(Stored data)
((

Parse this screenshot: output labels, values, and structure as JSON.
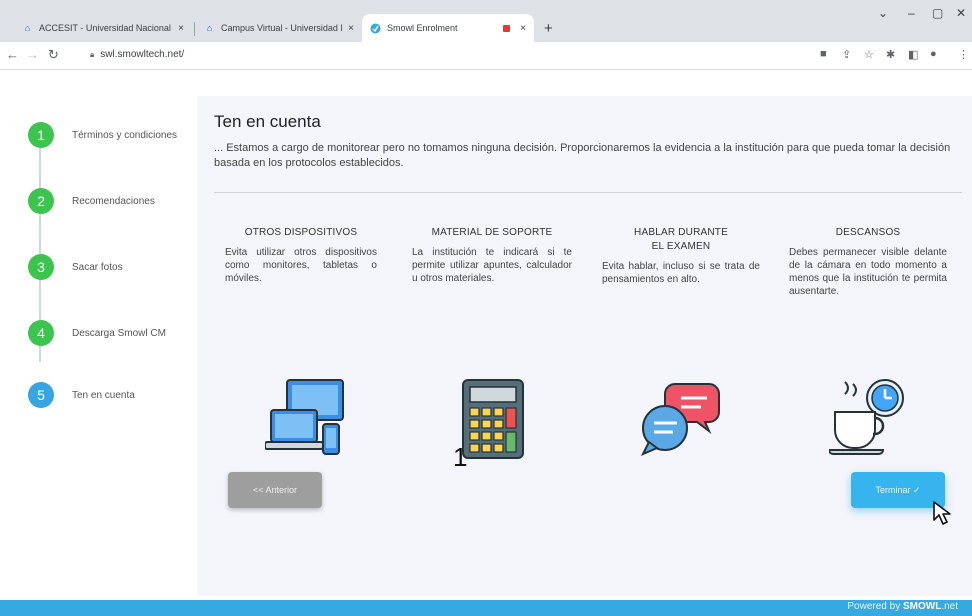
{
  "browser": {
    "tabs": [
      {
        "title": "ACCESIT - Universidad Nacional",
        "close": "×",
        "favicon": "university-icon"
      },
      {
        "title": "Campus Virtual - Universidad Na",
        "close": "×",
        "favicon": "university-icon"
      },
      {
        "title": "Smowl Enrolment",
        "close": "×",
        "favicon": "smowl-icon"
      }
    ],
    "new_tab": "+",
    "url": "swl.smowltech.net/"
  },
  "steps": [
    {
      "num": "1",
      "label": "Términos y condiciones",
      "state": "done",
      "color": "#3cc44e"
    },
    {
      "num": "2",
      "label": "Recomendaciones",
      "state": "done",
      "color": "#3cc44e"
    },
    {
      "num": "3",
      "label": "Sacar fotos",
      "state": "done",
      "color": "#3cc44e"
    },
    {
      "num": "4",
      "label": "Descarga Smowl CM",
      "state": "done",
      "color": "#3cc44e"
    },
    {
      "num": "5",
      "label": "Ten en cuenta",
      "state": "active",
      "color": "#36a5e0"
    }
  ],
  "main": {
    "title": "Ten en cuenta",
    "intro": "... Estamos a cargo de monitorear pero no tomamos ninguna decisión. Proporcionaremos la evidencia a la institución para que pueda tomar la decisión basada en los protocolos establecidos.",
    "columns": [
      {
        "heading": "OTROS DISPOSITIVOS",
        "body": "Evita utilizar otros dispositivos como monitores, tabletas o móviles.",
        "icon": "devices-icon"
      },
      {
        "heading": "MATERIAL DE SOPORTE",
        "body": "La institución te indicará si te permite utilizar apuntes, calculador u otros materiales.",
        "icon": "calculator-icon"
      },
      {
        "heading": "HABLAR DURANTE EL EXAMEN",
        "body": "Evita hablar, incluso si se trata de pensamientos en alto.",
        "icon": "chat-bubbles-icon"
      },
      {
        "heading": "DESCANSOS",
        "body": "Debes permanecer visible delante de la cámara en todo momento a menos que la institución te permita ausentarte.",
        "icon": "coffee-clock-icon"
      }
    ],
    "prev_button": "<< Anterior",
    "finish_button": "Terminar ✓",
    "annotation": "1"
  },
  "footer": {
    "powered_by": "Powered by ",
    "brand": "SMOWL",
    "suffix": ".net"
  },
  "colors": {
    "accent": "#36a9e1",
    "done": "#3cc44e",
    "active": "#36a5e0"
  }
}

))

**Exercise instructions:** Copy every line in the entries above that has the string "Evita" in it.

**Complete output:**
        "body": "Evita utilizar otros dispositivos como monitores, tabletas o móviles.",
        "body": "Evita hablar, incluso si se trata de pensamientos en alto.",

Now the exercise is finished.